======== Supplied records ========
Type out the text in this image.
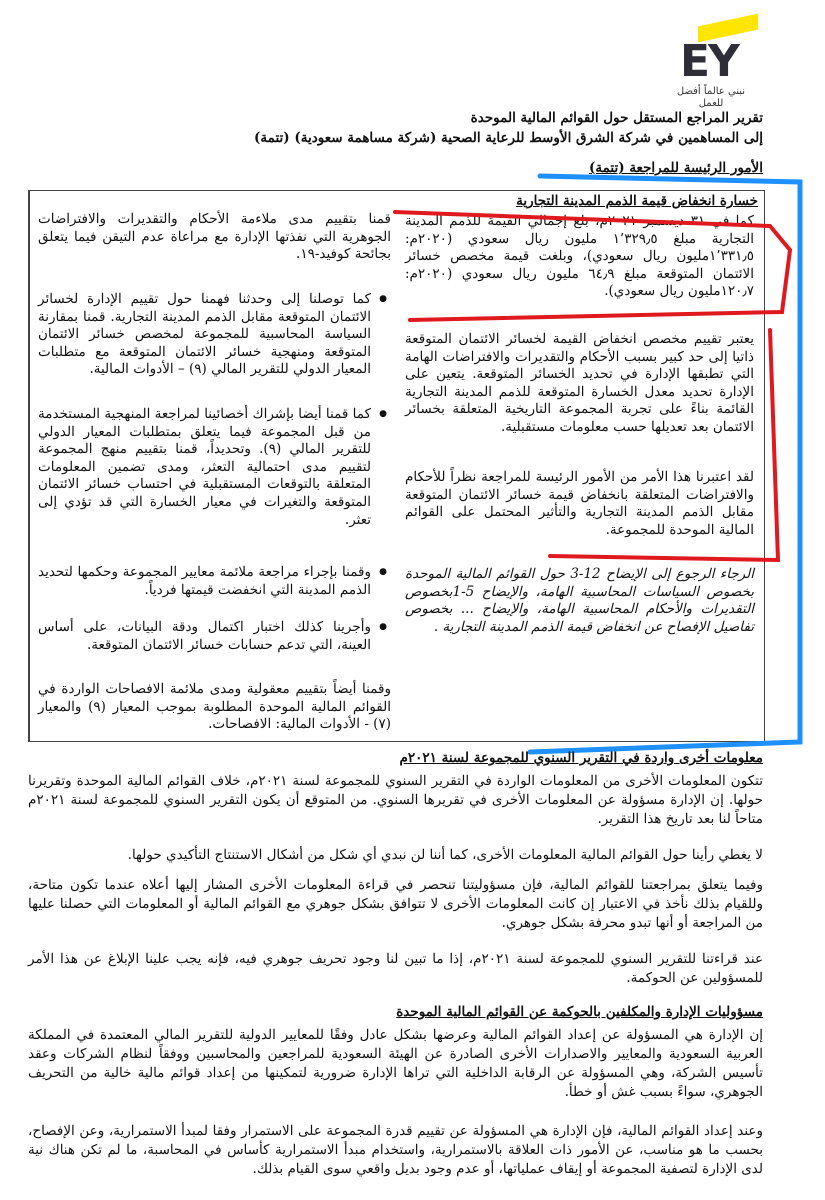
EY
نبني عالماً أفضل للعمل
تقرير المراجع المستقل حول القوائم المالية الموحدة
إلى المساهمين في شركة الشرق الأوسط للرعاية الصحية (شركة مساهمة سعودية) (تتمة)
الأمور الرئيسة للمراجعة (تتمة)
خسارة انخفاض قيمة الذمم المدينة التجارية
كما في ٣١ ديسمبر ٢٠٢١م، بلغ إجمالي القيمة للذمم المدينة التجارية مبلغ ١٬٣٢٩٫٥ مليون ريال سعودي (٢٠٢٠م: ١٬٣٣١٫٥مليون ريال سعودي)، وبلغت قيمة مخصص خسائر الائتمان المتوقعة مبلغ ٦٤٫٩ مليون ريال سعودي (٢٠٢٠م: ١٢٠٫٧مليون ريال سعودي).
يعتبر تقييم مخصص انخفاض القيمة لخسائر الائتمان المتوقعة ذاتيا إلى حد كبير بسبب الأحكام والتقديرات والافتراضات الهامة التي تطبقها الإدارة في تحديد الخسائر المتوقعة. يتعين على الإدارة تحديد معدل الخسارة المتوقعة للذمم المدينة التجارية القائمة بناءً على تجربة المجموعة التاريخية المتعلقة بخسائر الائتمان بعد تعديلها حسب معلومات مستقبلية.
لقد اعتبرنا هذا الأمر من الأمور الرئيسة للمراجعة نظراً للأحكام والافتراضات المتعلقة بانخفاض قيمة خسائر الائتمان المتوقعة مقابل الذمم المدينة التجارية والتأثير المحتمل على القوائم المالية الموحدة للمجموعة.
الرجاء الرجوع إلى الإيضاح 12-3 حول القوائم المالية الموحدة بخصوص السياسات المحاسبية الهامة، والإيضاح 5-1بخصوص التقديرات والأحكام المحاسبية الهامة، والإيضاح ... بخصوص تفاصيل الإفصاح عن انخفاض قيمة الذمم المدينة التجارية .
قمنا بتقييم مدى ملاءمة الأحكام والتقديرات والافتراضات الجوهرية التي نفذتها الإدارة مع مراعاة عدم التيقن فيما يتعلق بجائحة كوفيد-١٩.
● كما توصلنا إلى وحدثنا فهمنا حول تقييم الإدارة لخسائر الائتمان المتوقعة مقابل الذمم المدينة التجارية. قمنا بمقارنة السياسة المحاسبية للمجموعة لمخصص خسائر الائتمان المتوقعة ومنهجية خسائر الائتمان المتوقعة مع متطلبات المعيار الدولي للتقرير المالي (٩) – الأدوات المالية.
● كما قمنا أيضا بإشراك أخصائينا لمراجعة المنهجية المستخدمة من قبل المجموعة فيما يتعلق بمتطلبات المعيار الدولي للتقرير المالي (٩). وتحديداً، قمنا بتقييم منهج المجموعة لتقييم مدى احتمالية التعثر، ومدى تضمين المعلومات المتعلقة بالتوقعات المستقبلية في احتساب خسائر الائتمان المتوقعة والتغيرات في معيار الخسارة التي قد تؤدي إلى تعثر.
● وقمنا بإجراء مراجعة ملائمة معايير المجموعة وحكمها لتحديد الذمم المدينة التي انخفضت قيمتها فردياً.
● وأجرينا كذلك اختبار اكتمال ودقة البيانات، على أساس العينة، التي تدعم حسابات خسائر الائتمان المتوقعة.
وقمنا أيضاً بتقييم معقولية ومدى ملائمة الافصاحات الواردة في القوائم المالية الموحدة المطلوبة بموجب المعيار (٩) والمعيار (٧) - الأدوات المالية: الافصاحات.
معلومات أخرى واردة في التقرير السنوي للمجموعة لسنة ٢٠٢١م
تتكون المعلومات الأخرى من المعلومات الواردة في التقرير السنوي للمجموعة لسنة ٢٠٢١م، خلاف القوائم المالية الموحدة وتقريرنا حولها. إن الإدارة مسؤولة عن المعلومات الأخرى في تقريرها السنوي. من المتوقع أن يكون التقرير السنوي للمجموعة لسنة ٢٠٢١م متاحاً لنا بعد تاريخ هذا التقرير.
لا يغطي رأينا حول القوائم المالية المعلومات الأخرى، كما أننا لن نبدي أي شكل من أشكال الاستنتاج التأكيدي حولها.
وفيما يتعلق بمراجعتنا للقوائم المالية، فإن مسؤوليتنا تنحصر في قراءة المعلومات الأخرى المشار إليها أعلاه عندما تكون متاحة، وللقيام بذلك نأخذ في الاعتبار إن كانت المعلومات الأخرى لا تتوافق بشكل جوهري مع القوائم المالية أو المعلومات التي حصلنا عليها من المراجعة أو أنها تبدو محرفة بشكل جوهري.
عند قراءتنا للتقرير السنوي للمجموعة لسنة ٢٠٢١م، إذا ما تبين لنا وجود تحريف جوهري فيه، فإنه يجب علينا الإبلاغ عن هذا الأمر للمسؤولين عن الحوكمة.
مسؤوليات الإدارة والمكلفين بالحوكمة عن القوائم المالية الموحدة
إن الإدارة هي المسؤولة عن إعداد القوائم المالية وعرضها بشكل عادل وفقًا للمعايير الدولية للتقرير المالي المعتمدة في المملكة العربية السعودية والمعايير والاصدارات الأخرى الصادرة عن الهيئة السعودية للمراجعين والمحاسبين ووفقاً لنظام الشركات وعقد تأسيس الشركة، وهي المسؤولة عن الرقابة الداخلية التي تراها الإدارة ضرورية لتمكينها من إعداد قوائم مالية خالية من التحريف الجوهري، سواءً بسبب غش أو خطأ.
وعند إعداد القوائم المالية، فإن الإدارة هي المسؤولة عن تقييم قدرة المجموعة على الاستمرار وفقا لمبدأ الاستمرارية، وعن الإفصاح، بحسب ما هو مناسب، عن الأمور ذات العلاقة بالاستمرارية، واستخدام مبدأ الاستمرارية كأساس في المحاسبة، ما لم تكن هناك نية لدى الإدارة لتصفية المجموعة أو إيقاف عملياتها، أو عدم وجود بديل واقعي سوى القيام بذلك.
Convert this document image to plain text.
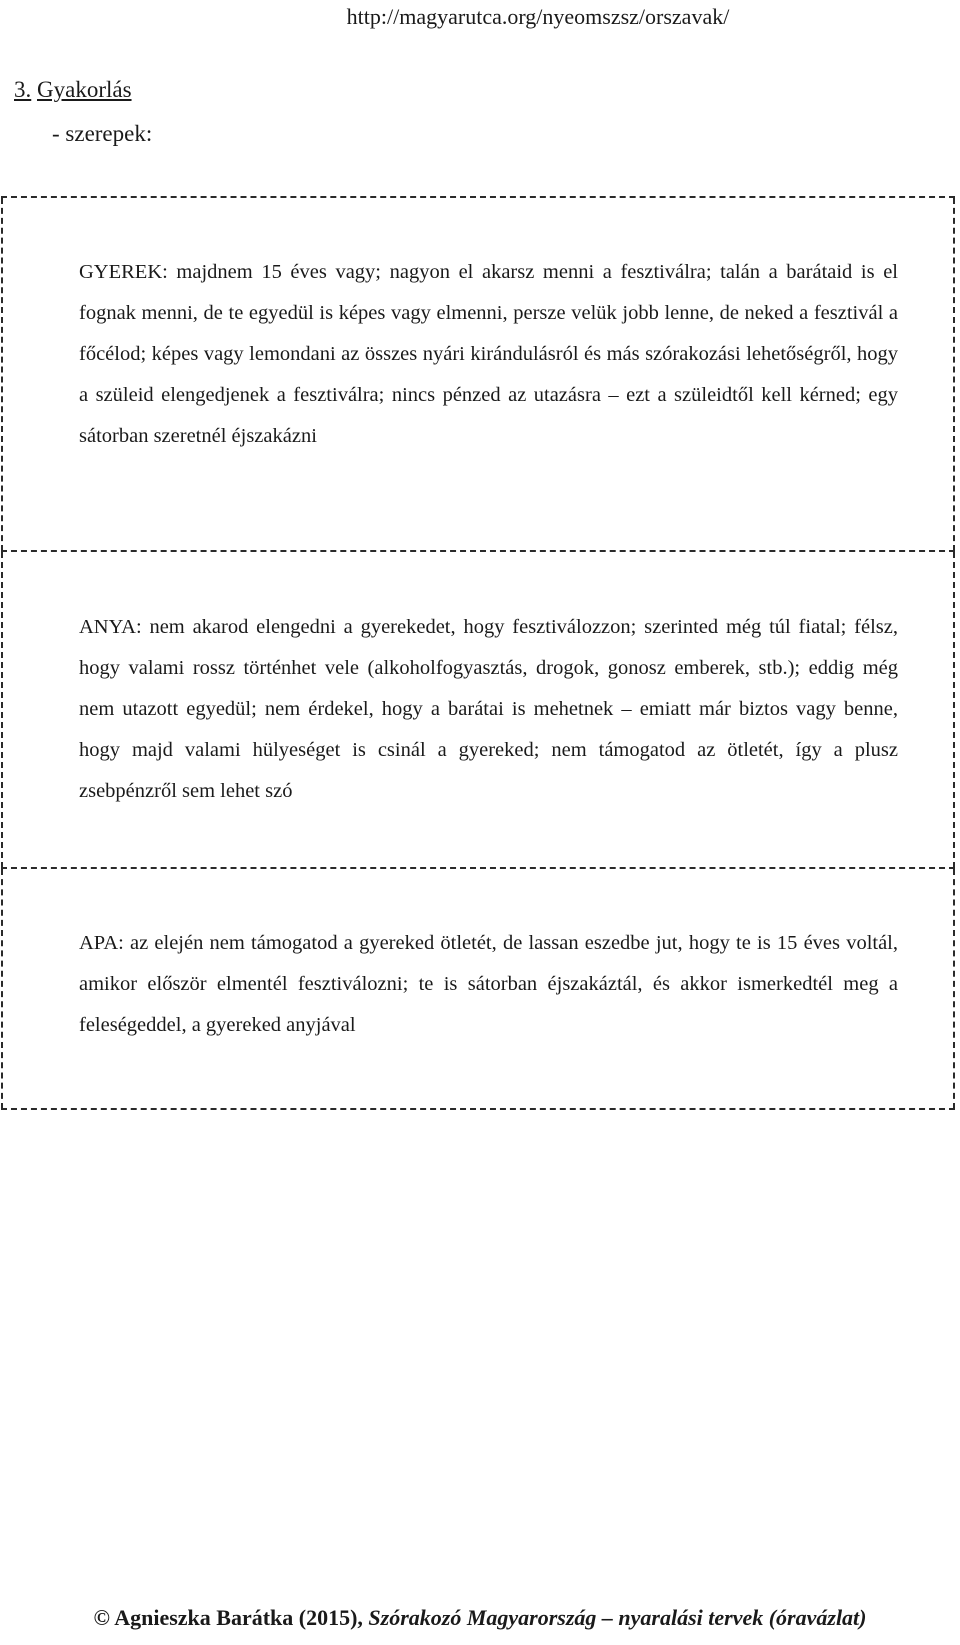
http://magyarutca.org/nyeomszsz/orszavak/
3. Gyakorlás
- szerepek:

GYEREK: majdnem 15 éves vagy; nagyon el akarsz menni a fesztiválra; talán a barátaid is el fognak menni, de te egyedül is képes vagy elmenni, persze velük jobb lenne, de neked a fesztivál a főcélod; képes vagy lemondani az összes nyári kirándulásról és más szórakozási lehetőségről, hogy a szüleid elengedjenek a fesztiválra; nincs pénzed az utazásra – ezt a szüleidtől kell kérned; egy sátorban szeretnél éjszakázni

ANYA: nem akarod elengedni a gyerekedet, hogy fesztiválozzon; szerinted még túl fiatal; félsz, hogy valami rossz történhet vele (alkoholfogyasztás, drogok, gonosz emberek, stb.); eddig még nem utazott egyedül; nem érdekel, hogy a barátai is mehetnek – emiatt már biztos vagy benne, hogy majd valami hülyeséget is csinál a gyereked; nem támogatod az ötletét, így a plusz zsebpénzről sem lehet szó

APA: az elején nem támogatod a gyereked ötletét, de lassan eszedbe jut, hogy te is 15 éves voltál, amikor először elmentél fesztiválozni; te is sátorban éjszakáztál, és akkor ismerkedtél meg a feleségeddel, a gyereked anyjával

© Agnieszka Barátka (2015), Szórakozó Magyarország – nyaralási tervek (óravázlat)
========
> **Request**:
Without the pictures, retype the whole of the material above exactly.

> **Answer to the task**:
Type out the text in this image.
EY
نبني عالماً أفضل للعمل
تقرير المراجع المستقل حول القوائم المالية الموحدة
إلى المساهمين في شركة الشرق الأوسط للرعاية الصحية (شركة مساهمة سعودية) (تتمة)
الأمور الرئيسة للمراجعة (تتمة)
خسارة انخفاض قيمة الذمم المدينة التجارية
كما في ٣١ ديسمبر ٢٠٢١م، بلغ إجمالي القيمة للذمم المدينة التجارية مبلغ ١٬٣٢٩٫٥ مليون ريال سعودي (٢٠٢٠م: ١٬٣٣١٫٥مليون ريال سعودي)، وبلغت قيمة مخصص خسائر الائتمان المتوقعة مبلغ ٦٤٫٩ مليون ريال سعودي (٢٠٢٠م: ١٢٠٫٧مليون ريال سعودي).
يعتبر تقييم مخصص انخفاض القيمة لخسائر الائتمان المتوقعة ذاتيا إلى حد كبير بسبب الأحكام والتقديرات والافتراضات الهامة التي تطبقها الإدارة في تحديد الخسائر المتوقعة. يتعين على الإدارة تحديد معدل الخسارة المتوقعة للذمم المدينة التجارية القائمة بناءً على تجربة المجموعة التاريخية المتعلقة بخسائر الائتمان بعد تعديلها حسب معلومات مستقبلية.
لقد اعتبرنا هذا الأمر من الأمور الرئيسة للمراجعة نظراً للأحكام والافتراضات المتعلقة بانخفاض قيمة خسائر الائتمان المتوقعة مقابل الذمم المدينة التجارية والتأثير المحتمل على القوائم المالية الموحدة للمجموعة.
الرجاء الرجوع إلى الإيضاح 12-3 حول القوائم المالية الموحدة بخصوص السياسات المحاسبية الهامة، والإيضاح 5-1بخصوص التقديرات والأحكام المحاسبية الهامة، والإيضاح ... بخصوص تفاصيل الإفصاح عن انخفاض قيمة الذمم المدينة التجارية .
قمنا بتقييم مدى ملاءمة الأحكام والتقديرات والافتراضات الجوهرية التي نفذتها الإدارة مع مراعاة عدم التيقن فيما يتعلق بجائحة كوفيد-١٩.
● كما توصلنا إلى وحدثنا فهمنا حول تقييم الإدارة لخسائر الائتمان المتوقعة مقابل الذمم المدينة التجارية. قمنا بمقارنة السياسة المحاسبية للمجموعة لمخصص خسائر الائتمان المتوقعة ومنهجية خسائر الائتمان المتوقعة مع متطلبات المعيار الدولي للتقرير المالي (٩) – الأدوات المالية.
● كما قمنا أيضا بإشراك أخصائينا لمراجعة المنهجية المستخدمة من قبل المجموعة فيما يتعلق بمتطلبات المعيار الدولي للتقرير المالي (٩). وتحديداً، قمنا بتقييم منهج المجموعة لتقييم مدى احتمالية التعثر، ومدى تضمين المعلومات المتعلقة بالتوقعات المستقبلية في احتساب خسائر الائتمان المتوقعة والتغيرات في معيار الخسارة التي قد تؤدي إلى تعثر.
● وقمنا بإجراء مراجعة ملائمة معايير المجموعة وحكمها لتحديد الذمم المدينة التي انخفضت قيمتها فردياً.
● وأجرينا كذلك اختبار اكتمال ودقة البيانات، على أساس العينة، التي تدعم حسابات خسائر الائتمان المتوقعة.
وقمنا أيضاً بتقييم معقولية ومدى ملائمة الافصاحات الواردة في القوائم المالية الموحدة المطلوبة بموجب المعيار (٩) والمعيار (٧) - الأدوات المالية: الافصاحات.
معلومات أخرى واردة في التقرير السنوي للمجموعة لسنة ٢٠٢١م
تتكون المعلومات الأخرى من المعلومات الواردة في التقرير السنوي للمجموعة لسنة ٢٠٢١م، خلاف القوائم المالية الموحدة وتقريرنا حولها. إن الإدارة مسؤولة عن المعلومات الأخرى في تقريرها السنوي. من المتوقع أن يكون التقرير السنوي للمجموعة لسنة ٢٠٢١م متاحاً لنا بعد تاريخ هذا التقرير.
لا يغطي رأينا حول القوائم المالية المعلومات الأخرى، كما أننا لن نبدي أي شكل من أشكال الاستنتاج التأكيدي حولها.
وفيما يتعلق بمراجعتنا للقوائم المالية، فإن مسؤوليتنا تنحصر في قراءة المعلومات الأخرى المشار إليها أعلاه عندما تكون متاحة، وللقيام بذلك نأخذ في الاعتبار إن كانت المعلومات الأخرى لا تتوافق بشكل جوهري مع القوائم المالية أو المعلومات التي حصلنا عليها من المراجعة أو أنها تبدو محرفة بشكل جوهري.
عند قراءتنا للتقرير السنوي للمجموعة لسنة ٢٠٢١م، إذا ما تبين لنا وجود تحريف جوهري فيه، فإنه يجب علينا الإبلاغ عن هذا الأمر للمسؤولين عن الحوكمة.
مسؤوليات الإدارة والمكلفين بالحوكمة عن القوائم المالية الموحدة
إن الإدارة هي المسؤولة عن إعداد القوائم المالية وعرضها بشكل عادل وفقًا للمعايير الدولية للتقرير المالي المعتمدة في المملكة العربية السعودية والمعايير والاصدارات الأخرى الصادرة عن الهيئة السعودية للمراجعين والمحاسبين ووفقاً لنظام الشركات وعقد تأسيس الشركة، وهي المسؤولة عن الرقابة الداخلية التي تراها الإدارة ضرورية لتمكينها من إعداد قوائم مالية خالية من التحريف الجوهري، سواءً بسبب غش أو خطأ.
وعند إعداد القوائم المالية، فإن الإدارة هي المسؤولة عن تقييم قدرة المجموعة على الاستمرار وفقا لمبدأ الاستمرارية، وعن الإفصاح، بحسب ما هو مناسب، عن الأمور ذات العلاقة بالاستمرارية، واستخدام مبدأ الاستمرارية كأساس في المحاسبة، ما لم تكن هناك نية لدى الإدارة لتصفية المجموعة أو إيقاف عملياتها، أو عدم وجود بديل واقعي سوى القيام بذلك.
Convert this document image to plain text.
http://magyarutca.org/nyeomszsz/orszavak/
3. Gyakorlás
- szerepek:

GYEREK: majdnem 15 éves vagy; nagyon el akarsz menni a fesztiválra; talán a barátaid is el fognak menni, de te egyedül is képes vagy elmenni, persze velük jobb lenne, de neked a fesztivál a főcélod; képes vagy lemondani az összes nyári kirándulásról és más szórakozási lehetőségről, hogy a szüleid elengedjenek a fesztiválra; nincs pénzed az utazásra – ezt a szüleidtől kell kérned; egy sátorban szeretnél éjszakázni

ANYA: nem akarod elengedni a gyerekedet, hogy fesztiválozzon; szerinted még túl fiatal; félsz, hogy valami rossz történhet vele (alkoholfogyasztás, drogok, gonosz emberek, stb.); eddig még nem utazott egyedül; nem érdekel, hogy a barátai is mehetnek – emiatt már biztos vagy benne, hogy majd valami hülyeséget is csinál a gyereked; nem támogatod az ötletét, így a plusz zsebpénzről sem lehet szó

APA: az elején nem támogatod a gyereked ötletét, de lassan eszedbe jut, hogy te is 15 éves voltál, amikor először elmentél fesztiválozni; te is sátorban éjszakáztál, és akkor ismerkedtél meg a feleségeddel, a gyereked anyjával

© Agnieszka Barátka (2015), Szórakozó Magyarország – nyaralási tervek (óravázlat)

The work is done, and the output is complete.